• [Written exercise] Copy the lines holding the word "Clay", all of them.

• [Extracted entries]
··········
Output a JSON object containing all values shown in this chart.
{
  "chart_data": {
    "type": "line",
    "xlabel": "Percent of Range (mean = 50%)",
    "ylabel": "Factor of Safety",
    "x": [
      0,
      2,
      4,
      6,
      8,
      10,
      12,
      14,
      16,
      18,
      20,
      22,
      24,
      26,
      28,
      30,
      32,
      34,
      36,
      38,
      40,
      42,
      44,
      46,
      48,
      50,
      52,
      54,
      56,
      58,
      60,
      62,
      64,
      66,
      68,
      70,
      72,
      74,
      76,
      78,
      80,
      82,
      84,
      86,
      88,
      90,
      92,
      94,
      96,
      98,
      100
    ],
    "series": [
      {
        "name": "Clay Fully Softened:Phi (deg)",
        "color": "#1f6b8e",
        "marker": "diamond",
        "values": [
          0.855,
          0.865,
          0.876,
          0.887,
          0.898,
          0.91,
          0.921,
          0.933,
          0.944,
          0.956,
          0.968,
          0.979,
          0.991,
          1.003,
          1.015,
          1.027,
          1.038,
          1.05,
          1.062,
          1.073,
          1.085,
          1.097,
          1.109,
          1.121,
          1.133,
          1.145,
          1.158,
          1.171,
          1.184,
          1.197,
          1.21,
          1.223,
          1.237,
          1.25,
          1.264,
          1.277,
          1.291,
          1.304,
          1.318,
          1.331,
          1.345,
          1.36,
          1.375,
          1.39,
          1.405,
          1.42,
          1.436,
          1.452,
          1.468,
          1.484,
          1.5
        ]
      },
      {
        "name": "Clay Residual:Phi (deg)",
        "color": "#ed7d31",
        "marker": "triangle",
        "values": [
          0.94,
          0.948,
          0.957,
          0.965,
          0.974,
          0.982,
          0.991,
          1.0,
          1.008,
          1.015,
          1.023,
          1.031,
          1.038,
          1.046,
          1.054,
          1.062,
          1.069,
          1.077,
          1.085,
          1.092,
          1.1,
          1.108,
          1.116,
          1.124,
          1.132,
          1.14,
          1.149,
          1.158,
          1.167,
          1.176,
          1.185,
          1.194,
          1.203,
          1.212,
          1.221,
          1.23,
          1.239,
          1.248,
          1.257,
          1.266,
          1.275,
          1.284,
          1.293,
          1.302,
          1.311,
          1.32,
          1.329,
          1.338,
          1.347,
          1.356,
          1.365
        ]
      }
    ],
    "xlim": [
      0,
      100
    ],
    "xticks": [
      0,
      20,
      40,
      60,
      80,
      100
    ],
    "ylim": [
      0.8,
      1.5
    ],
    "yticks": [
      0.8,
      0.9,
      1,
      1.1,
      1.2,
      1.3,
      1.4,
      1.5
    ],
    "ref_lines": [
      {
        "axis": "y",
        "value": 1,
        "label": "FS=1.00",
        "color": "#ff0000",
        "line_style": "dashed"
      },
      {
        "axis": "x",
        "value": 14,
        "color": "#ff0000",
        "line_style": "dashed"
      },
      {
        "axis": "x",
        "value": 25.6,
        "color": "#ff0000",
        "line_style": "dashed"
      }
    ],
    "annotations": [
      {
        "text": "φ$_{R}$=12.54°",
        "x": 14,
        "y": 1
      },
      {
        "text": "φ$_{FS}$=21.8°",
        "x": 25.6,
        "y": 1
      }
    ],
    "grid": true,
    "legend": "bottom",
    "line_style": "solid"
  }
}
··········
• [Output for this exercise]
        "name": "Clay Fully Softened:Phi (deg)",
        "name": "Clay Residual:Phi (deg)",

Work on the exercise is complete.